┌──
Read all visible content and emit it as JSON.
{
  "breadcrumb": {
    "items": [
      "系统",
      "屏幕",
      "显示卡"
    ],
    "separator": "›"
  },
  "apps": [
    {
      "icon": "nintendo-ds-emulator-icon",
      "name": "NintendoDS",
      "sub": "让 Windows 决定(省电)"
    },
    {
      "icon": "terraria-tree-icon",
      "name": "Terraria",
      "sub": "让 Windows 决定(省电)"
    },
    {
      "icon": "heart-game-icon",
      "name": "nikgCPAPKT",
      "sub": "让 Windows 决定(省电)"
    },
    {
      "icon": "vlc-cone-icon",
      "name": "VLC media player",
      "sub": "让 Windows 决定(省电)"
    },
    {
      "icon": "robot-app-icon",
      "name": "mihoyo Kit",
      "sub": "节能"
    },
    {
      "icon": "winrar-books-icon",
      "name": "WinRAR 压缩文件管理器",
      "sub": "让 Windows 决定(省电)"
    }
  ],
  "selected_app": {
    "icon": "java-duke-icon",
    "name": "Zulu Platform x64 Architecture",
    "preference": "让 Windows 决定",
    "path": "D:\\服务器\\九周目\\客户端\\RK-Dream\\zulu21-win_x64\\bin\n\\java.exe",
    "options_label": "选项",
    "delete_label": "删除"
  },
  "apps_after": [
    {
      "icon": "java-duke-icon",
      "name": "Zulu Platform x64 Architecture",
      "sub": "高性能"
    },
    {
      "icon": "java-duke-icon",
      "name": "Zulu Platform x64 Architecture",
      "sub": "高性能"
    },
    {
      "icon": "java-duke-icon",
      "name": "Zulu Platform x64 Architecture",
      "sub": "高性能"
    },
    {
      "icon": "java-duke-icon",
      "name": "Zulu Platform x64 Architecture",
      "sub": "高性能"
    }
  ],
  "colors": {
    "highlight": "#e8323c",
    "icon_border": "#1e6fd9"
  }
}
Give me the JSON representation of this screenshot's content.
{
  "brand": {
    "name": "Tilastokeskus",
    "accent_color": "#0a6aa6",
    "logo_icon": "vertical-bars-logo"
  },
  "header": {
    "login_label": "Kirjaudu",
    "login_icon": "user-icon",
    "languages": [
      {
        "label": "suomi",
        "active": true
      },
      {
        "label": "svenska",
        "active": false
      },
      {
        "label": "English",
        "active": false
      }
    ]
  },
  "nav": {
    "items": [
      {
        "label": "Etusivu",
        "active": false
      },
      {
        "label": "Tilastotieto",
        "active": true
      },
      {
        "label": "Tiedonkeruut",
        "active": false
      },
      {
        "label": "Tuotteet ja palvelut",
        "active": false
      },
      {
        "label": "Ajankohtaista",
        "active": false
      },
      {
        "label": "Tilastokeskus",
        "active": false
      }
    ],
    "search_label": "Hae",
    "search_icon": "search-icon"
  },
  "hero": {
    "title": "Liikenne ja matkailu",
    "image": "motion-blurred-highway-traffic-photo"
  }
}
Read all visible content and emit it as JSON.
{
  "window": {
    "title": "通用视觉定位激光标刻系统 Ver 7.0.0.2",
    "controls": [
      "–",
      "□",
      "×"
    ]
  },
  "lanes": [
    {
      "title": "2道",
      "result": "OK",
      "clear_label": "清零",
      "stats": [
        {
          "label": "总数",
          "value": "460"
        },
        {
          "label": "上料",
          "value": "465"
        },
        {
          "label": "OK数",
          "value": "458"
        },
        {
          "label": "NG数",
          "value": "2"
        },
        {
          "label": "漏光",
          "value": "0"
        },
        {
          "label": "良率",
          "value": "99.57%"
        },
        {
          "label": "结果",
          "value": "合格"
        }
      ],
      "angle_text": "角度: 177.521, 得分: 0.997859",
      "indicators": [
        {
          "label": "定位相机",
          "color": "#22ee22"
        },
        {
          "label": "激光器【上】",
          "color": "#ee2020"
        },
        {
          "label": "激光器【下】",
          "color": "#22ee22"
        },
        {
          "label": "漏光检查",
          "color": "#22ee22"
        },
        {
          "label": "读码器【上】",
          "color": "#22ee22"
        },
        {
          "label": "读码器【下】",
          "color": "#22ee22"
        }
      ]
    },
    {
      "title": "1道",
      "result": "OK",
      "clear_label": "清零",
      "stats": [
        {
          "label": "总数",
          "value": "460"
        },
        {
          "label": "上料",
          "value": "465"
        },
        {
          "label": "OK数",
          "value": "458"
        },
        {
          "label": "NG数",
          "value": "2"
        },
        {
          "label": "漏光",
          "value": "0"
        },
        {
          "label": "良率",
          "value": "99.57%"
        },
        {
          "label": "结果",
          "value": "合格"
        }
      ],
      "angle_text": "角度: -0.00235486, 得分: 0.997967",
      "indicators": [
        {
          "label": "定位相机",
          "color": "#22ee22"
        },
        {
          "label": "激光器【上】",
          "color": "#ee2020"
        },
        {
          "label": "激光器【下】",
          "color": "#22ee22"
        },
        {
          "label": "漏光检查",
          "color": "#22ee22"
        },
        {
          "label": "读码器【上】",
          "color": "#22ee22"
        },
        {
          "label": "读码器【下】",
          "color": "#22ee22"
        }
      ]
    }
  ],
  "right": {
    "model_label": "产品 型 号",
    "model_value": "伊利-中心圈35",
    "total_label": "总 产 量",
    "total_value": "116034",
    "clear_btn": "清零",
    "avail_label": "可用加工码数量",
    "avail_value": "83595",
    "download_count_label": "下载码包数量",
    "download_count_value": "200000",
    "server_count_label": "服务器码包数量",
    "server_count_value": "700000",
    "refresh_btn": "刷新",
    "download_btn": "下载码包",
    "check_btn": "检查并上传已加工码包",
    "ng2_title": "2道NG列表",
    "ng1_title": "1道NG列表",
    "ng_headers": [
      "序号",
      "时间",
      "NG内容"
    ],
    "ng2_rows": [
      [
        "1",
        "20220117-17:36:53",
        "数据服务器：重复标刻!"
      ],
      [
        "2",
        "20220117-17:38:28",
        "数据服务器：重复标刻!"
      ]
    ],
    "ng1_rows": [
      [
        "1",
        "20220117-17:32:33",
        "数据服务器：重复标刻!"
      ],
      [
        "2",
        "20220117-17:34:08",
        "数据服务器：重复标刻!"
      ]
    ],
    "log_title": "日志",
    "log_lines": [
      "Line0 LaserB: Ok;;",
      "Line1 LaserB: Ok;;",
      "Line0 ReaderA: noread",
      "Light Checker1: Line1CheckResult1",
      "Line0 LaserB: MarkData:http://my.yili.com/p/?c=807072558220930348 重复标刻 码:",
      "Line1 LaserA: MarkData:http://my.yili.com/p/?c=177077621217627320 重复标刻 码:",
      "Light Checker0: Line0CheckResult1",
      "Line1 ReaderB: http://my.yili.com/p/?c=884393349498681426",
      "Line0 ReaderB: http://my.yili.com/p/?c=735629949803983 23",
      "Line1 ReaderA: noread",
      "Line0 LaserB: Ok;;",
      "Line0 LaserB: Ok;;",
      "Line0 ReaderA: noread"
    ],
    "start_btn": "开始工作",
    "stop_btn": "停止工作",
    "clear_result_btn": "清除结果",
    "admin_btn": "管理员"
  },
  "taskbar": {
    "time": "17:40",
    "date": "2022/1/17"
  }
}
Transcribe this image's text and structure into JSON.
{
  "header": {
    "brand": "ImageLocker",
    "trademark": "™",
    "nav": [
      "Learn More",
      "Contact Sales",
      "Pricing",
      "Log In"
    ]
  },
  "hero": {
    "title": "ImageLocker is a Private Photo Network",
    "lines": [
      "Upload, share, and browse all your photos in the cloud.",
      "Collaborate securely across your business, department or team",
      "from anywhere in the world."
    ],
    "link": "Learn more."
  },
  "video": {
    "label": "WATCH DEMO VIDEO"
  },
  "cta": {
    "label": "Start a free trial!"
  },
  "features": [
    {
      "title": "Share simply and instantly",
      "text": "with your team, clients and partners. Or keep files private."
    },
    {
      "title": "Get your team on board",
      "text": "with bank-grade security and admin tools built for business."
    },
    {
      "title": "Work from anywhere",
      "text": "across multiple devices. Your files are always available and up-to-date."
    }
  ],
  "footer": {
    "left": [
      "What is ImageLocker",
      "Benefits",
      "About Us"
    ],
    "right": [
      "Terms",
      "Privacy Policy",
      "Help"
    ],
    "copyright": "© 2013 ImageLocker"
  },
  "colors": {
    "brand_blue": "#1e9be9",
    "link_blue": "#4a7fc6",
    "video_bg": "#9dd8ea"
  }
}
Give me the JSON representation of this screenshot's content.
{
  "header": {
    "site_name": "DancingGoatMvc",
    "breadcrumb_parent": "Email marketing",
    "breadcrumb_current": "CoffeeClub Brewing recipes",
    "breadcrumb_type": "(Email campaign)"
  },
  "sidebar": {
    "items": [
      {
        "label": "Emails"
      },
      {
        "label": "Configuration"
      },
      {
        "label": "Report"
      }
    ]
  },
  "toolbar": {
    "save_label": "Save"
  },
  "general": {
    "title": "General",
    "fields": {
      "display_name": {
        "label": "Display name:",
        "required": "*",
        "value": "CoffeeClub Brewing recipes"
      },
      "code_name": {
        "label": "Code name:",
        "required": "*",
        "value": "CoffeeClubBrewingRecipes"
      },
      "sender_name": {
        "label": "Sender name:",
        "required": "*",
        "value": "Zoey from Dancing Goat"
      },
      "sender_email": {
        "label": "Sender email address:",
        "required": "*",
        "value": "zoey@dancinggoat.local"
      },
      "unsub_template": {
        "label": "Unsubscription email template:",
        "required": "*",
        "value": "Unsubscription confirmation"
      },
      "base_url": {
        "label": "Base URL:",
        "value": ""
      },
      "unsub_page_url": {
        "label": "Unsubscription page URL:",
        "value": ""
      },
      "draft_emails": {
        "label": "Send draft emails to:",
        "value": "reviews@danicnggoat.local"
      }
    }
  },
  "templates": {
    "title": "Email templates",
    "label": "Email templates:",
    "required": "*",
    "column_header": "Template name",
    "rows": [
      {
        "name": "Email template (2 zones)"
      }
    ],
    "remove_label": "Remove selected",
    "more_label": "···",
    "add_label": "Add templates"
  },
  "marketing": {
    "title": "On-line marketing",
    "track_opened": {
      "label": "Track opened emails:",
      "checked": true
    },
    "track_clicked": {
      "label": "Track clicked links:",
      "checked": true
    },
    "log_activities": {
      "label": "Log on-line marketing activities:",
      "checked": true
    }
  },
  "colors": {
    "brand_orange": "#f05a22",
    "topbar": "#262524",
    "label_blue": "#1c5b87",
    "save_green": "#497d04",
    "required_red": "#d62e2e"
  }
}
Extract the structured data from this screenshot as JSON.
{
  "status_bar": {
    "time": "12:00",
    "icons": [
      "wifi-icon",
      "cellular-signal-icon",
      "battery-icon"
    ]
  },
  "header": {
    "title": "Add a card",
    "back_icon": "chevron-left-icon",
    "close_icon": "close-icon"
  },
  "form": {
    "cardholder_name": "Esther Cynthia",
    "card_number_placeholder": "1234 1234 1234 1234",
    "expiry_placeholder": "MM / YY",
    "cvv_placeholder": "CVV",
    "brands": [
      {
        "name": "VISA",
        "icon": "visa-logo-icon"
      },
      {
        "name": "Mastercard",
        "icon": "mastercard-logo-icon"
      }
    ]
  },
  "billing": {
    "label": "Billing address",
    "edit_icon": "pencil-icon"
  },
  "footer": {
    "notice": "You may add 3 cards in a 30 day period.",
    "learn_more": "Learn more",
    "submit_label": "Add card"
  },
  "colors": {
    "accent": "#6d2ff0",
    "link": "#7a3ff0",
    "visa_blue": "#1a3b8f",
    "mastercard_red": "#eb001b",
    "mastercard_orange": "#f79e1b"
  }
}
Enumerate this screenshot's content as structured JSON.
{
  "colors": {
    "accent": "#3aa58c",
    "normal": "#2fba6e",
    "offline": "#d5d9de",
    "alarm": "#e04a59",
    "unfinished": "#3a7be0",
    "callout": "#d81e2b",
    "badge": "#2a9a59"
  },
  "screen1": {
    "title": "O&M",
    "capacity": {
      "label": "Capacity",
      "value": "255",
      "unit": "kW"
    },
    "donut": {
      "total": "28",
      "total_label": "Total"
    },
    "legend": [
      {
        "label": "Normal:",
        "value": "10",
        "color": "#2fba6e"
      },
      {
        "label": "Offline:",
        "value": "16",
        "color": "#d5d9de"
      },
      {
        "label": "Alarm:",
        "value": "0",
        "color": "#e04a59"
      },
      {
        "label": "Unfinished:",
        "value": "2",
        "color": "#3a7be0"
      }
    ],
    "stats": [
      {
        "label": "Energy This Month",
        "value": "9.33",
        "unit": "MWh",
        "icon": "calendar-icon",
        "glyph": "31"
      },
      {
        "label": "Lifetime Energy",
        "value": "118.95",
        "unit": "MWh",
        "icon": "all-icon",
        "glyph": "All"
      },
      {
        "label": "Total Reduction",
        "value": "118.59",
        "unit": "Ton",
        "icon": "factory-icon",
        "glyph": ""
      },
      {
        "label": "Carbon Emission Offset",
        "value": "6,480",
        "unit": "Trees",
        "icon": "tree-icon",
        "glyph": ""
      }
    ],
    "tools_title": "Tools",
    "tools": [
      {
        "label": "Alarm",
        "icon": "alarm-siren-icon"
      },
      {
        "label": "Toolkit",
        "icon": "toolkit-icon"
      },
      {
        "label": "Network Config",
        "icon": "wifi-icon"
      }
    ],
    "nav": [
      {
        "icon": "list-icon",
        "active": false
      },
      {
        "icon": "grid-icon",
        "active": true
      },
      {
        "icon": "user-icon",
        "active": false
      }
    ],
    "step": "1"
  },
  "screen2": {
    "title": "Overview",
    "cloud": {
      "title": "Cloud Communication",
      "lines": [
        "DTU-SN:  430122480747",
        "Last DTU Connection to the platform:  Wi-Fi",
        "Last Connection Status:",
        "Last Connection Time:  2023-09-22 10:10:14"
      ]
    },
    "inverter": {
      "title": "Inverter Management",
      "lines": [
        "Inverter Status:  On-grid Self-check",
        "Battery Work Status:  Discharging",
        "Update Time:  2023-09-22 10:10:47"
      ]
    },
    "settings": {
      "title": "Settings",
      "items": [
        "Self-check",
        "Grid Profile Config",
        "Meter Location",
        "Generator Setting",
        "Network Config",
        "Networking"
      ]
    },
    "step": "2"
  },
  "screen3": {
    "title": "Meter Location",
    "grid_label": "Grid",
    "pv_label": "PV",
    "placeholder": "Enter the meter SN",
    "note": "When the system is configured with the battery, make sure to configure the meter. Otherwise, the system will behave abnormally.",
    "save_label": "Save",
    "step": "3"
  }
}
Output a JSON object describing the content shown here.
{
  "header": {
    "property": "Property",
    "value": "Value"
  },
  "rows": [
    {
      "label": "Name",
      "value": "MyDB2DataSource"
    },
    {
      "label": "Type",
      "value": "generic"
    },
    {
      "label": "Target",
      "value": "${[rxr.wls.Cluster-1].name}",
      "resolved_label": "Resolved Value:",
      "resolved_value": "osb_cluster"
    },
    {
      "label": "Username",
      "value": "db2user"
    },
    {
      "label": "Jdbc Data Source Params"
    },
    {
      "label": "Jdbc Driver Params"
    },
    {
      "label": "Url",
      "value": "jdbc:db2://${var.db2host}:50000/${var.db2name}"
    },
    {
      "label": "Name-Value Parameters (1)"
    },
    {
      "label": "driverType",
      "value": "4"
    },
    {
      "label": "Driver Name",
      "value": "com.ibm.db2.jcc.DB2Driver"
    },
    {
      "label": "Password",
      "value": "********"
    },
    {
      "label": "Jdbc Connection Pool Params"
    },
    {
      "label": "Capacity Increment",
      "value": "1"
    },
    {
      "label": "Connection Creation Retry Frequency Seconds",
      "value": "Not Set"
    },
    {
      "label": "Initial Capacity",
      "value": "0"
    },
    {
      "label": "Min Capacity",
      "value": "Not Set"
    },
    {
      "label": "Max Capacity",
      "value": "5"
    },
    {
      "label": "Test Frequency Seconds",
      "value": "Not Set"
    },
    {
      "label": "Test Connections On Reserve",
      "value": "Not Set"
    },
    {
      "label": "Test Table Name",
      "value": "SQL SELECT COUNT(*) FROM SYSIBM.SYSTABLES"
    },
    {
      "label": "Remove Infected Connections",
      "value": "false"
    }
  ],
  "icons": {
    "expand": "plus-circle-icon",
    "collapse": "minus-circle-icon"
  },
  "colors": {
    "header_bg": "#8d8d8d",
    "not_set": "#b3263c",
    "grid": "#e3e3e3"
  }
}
└──
WORK INSTRUCTIONS » Copy every line from the records above that contains the word "Unsubscription".

REPLY TO THE TASK »
        "label": "Unsubscription email template:",
        "value": "Unsubscription confirmation"
        "label": "Unsubscription page URL:",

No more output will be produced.